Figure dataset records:

▬▬▬▬▬▬▬▬▬▬

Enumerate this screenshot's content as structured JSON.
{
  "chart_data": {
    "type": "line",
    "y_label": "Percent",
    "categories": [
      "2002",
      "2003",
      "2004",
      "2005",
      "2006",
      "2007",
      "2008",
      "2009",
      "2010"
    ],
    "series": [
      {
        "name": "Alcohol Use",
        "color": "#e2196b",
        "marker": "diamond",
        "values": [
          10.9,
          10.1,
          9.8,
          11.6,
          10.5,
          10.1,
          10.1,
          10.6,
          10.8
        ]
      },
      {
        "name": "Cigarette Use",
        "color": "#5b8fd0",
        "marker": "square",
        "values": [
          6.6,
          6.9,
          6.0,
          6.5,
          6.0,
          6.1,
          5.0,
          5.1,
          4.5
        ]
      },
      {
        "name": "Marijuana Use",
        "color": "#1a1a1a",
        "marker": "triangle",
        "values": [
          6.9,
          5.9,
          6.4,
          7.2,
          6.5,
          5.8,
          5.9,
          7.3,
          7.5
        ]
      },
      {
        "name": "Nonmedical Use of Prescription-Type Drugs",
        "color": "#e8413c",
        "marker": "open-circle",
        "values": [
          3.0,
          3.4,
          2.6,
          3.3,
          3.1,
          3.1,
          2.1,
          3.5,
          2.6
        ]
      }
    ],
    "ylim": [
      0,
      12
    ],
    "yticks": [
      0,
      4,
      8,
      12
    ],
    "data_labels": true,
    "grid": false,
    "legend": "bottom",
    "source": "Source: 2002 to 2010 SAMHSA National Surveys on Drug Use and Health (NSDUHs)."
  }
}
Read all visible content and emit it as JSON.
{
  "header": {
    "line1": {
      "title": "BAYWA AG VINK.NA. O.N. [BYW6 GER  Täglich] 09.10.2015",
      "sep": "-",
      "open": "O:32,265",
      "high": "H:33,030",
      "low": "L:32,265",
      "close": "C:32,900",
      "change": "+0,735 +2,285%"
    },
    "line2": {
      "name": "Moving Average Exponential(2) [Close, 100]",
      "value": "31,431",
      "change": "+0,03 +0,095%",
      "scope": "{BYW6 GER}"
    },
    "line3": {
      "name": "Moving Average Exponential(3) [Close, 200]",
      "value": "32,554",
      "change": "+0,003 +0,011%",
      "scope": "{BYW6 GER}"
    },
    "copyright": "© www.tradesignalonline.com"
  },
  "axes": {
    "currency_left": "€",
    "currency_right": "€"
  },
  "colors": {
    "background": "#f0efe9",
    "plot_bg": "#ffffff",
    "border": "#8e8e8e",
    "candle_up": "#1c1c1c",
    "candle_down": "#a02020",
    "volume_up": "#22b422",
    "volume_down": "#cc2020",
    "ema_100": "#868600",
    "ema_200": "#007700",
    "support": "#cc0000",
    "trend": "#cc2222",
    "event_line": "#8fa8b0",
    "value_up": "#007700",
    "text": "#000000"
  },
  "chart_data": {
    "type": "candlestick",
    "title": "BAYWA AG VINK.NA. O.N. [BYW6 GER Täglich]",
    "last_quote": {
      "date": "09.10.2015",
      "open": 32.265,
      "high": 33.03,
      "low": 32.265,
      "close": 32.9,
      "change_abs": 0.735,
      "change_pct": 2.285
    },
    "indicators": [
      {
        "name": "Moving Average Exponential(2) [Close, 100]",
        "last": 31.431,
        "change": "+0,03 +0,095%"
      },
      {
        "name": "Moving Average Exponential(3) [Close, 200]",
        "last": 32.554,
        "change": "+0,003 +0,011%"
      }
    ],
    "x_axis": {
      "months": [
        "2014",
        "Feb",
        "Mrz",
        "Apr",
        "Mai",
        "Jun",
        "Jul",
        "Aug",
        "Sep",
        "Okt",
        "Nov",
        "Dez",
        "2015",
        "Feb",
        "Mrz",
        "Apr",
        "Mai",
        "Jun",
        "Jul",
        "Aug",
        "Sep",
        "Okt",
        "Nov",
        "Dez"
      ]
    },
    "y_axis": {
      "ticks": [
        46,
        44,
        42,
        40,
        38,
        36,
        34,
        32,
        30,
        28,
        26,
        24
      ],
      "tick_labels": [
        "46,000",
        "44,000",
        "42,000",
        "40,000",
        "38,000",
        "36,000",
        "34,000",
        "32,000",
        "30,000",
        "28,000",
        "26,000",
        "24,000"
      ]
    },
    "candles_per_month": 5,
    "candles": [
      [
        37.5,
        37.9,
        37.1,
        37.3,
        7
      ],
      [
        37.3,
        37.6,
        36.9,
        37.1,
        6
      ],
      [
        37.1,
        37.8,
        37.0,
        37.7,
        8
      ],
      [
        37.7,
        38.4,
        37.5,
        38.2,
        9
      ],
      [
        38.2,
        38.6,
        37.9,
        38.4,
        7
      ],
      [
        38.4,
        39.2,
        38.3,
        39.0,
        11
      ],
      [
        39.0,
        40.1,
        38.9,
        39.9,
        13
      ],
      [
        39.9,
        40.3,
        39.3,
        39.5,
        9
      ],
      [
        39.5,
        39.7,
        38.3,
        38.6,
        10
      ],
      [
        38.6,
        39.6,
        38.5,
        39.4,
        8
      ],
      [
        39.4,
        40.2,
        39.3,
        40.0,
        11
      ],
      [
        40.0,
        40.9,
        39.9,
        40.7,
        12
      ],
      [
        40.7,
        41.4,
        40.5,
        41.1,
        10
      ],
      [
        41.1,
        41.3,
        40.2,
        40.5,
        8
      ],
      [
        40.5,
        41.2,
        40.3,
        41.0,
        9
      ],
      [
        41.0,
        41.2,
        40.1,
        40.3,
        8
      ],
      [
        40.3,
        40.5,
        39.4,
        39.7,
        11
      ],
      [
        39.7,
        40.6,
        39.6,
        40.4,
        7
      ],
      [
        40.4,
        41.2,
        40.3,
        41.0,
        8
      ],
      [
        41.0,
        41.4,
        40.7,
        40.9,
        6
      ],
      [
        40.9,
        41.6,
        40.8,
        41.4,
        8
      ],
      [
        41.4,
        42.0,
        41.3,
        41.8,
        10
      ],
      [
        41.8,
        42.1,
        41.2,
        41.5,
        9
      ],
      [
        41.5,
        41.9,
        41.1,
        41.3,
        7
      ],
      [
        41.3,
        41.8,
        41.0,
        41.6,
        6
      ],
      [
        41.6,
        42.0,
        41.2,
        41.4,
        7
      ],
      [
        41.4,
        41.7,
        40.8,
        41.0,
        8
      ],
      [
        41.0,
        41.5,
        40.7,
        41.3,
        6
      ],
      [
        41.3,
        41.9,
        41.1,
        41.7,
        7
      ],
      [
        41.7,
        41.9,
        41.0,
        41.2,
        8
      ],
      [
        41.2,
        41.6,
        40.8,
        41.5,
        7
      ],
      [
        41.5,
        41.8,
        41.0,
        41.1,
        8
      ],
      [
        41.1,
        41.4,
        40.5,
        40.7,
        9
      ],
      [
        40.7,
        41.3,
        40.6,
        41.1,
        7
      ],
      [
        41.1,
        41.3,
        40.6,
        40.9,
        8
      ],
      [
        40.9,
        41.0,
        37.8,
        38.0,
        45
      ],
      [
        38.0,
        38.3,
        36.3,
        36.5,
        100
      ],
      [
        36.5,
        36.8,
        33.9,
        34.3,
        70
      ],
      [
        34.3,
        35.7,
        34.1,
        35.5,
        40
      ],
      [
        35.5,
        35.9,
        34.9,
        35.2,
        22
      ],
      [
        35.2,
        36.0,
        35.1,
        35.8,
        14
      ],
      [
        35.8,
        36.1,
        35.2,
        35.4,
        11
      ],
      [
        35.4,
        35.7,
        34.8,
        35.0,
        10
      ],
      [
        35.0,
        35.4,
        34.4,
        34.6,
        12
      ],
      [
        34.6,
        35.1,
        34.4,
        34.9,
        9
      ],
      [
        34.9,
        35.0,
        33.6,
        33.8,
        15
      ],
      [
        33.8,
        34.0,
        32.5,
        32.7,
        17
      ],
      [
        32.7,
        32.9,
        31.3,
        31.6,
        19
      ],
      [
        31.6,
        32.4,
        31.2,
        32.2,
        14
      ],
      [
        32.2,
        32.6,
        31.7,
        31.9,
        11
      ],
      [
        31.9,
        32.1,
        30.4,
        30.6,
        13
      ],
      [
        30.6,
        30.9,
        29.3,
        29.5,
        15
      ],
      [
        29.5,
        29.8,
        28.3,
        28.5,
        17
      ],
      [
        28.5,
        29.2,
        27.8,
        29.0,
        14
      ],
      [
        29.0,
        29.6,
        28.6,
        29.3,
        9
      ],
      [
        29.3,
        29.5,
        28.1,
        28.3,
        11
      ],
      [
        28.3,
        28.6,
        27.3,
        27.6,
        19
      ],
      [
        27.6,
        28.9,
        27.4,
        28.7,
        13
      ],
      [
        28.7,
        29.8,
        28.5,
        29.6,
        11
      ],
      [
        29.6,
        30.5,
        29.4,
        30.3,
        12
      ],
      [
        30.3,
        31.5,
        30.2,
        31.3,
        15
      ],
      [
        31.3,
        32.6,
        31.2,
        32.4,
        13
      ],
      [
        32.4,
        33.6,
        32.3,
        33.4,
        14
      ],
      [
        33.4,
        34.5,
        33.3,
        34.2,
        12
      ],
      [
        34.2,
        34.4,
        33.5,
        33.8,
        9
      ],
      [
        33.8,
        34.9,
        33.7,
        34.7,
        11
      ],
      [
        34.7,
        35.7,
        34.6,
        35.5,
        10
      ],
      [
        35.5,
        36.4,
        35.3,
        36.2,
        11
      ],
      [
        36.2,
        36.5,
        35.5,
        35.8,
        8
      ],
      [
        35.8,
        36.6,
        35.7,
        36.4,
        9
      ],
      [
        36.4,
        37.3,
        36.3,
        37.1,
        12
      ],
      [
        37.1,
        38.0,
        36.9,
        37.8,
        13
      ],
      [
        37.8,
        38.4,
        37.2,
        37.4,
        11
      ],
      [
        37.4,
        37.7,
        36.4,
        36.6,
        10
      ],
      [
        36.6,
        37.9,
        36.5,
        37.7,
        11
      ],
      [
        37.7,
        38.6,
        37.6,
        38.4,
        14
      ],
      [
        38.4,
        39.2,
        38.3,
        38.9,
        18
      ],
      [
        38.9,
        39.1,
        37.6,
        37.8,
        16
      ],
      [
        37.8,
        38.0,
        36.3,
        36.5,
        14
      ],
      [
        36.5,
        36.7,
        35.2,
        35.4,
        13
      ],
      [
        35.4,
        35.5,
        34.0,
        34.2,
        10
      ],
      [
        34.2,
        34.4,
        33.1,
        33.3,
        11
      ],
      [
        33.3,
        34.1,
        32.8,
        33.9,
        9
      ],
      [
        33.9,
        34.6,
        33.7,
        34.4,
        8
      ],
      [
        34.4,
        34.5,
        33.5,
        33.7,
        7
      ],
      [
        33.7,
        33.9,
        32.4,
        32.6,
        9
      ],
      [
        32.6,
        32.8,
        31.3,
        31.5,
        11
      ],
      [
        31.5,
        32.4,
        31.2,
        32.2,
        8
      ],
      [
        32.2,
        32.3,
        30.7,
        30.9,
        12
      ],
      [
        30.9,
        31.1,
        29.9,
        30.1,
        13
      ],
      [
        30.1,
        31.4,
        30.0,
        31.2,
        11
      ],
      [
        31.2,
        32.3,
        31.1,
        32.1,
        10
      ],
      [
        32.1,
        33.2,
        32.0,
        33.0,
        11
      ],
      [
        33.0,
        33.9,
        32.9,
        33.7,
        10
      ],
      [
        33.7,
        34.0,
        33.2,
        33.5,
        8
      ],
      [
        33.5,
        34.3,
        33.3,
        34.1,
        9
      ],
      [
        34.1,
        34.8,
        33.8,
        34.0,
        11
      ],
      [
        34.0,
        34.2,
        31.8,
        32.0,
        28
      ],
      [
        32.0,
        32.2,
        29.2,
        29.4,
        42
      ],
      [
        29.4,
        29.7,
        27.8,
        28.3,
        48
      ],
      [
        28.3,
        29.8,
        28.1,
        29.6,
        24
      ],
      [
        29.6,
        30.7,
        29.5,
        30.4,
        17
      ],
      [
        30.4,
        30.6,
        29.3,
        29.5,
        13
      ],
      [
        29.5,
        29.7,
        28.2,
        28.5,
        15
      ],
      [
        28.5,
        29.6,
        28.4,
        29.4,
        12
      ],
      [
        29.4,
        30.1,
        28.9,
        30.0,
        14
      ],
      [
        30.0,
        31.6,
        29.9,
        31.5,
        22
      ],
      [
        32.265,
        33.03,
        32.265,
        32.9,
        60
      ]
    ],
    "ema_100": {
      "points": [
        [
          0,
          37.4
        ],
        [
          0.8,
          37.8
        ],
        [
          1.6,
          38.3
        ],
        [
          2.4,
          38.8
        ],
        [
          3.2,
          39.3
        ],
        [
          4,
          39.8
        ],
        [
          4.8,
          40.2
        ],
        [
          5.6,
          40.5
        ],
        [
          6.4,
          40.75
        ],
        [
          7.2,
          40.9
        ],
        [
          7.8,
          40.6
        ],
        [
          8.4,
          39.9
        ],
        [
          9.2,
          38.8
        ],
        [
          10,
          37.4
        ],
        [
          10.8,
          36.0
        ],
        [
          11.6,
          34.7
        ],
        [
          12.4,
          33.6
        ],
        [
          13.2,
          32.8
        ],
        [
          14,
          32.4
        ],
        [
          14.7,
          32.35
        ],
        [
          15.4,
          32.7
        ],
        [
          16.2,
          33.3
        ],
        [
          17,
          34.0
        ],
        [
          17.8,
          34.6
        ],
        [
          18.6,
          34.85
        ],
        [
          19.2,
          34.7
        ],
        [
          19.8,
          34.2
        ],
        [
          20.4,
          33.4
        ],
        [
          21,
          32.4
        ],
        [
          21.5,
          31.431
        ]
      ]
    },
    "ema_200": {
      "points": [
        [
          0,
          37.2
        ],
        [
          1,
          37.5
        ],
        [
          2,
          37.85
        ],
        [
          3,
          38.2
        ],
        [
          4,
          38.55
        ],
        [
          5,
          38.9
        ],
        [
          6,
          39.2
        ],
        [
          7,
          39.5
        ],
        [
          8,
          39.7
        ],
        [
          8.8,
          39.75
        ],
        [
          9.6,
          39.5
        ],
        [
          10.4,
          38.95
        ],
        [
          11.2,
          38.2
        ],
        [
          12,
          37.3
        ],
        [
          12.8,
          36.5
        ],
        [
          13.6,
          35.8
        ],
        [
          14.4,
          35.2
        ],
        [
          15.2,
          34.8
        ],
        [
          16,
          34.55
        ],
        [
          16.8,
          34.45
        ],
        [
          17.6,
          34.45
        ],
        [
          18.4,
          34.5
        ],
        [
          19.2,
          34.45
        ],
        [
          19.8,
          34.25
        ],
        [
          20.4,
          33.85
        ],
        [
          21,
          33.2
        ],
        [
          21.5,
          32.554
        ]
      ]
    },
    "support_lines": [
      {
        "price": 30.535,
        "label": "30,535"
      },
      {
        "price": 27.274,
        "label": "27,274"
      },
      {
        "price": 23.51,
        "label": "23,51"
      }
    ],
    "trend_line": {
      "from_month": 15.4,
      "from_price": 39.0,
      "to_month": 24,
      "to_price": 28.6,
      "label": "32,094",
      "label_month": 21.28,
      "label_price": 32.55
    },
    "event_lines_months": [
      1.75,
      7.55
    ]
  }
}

▬▬▬▬▬▬▬▬▬▬

_Written task_
Of all the lines in the entries, how many contain the word "open"? Give only the number.

_The solution_
3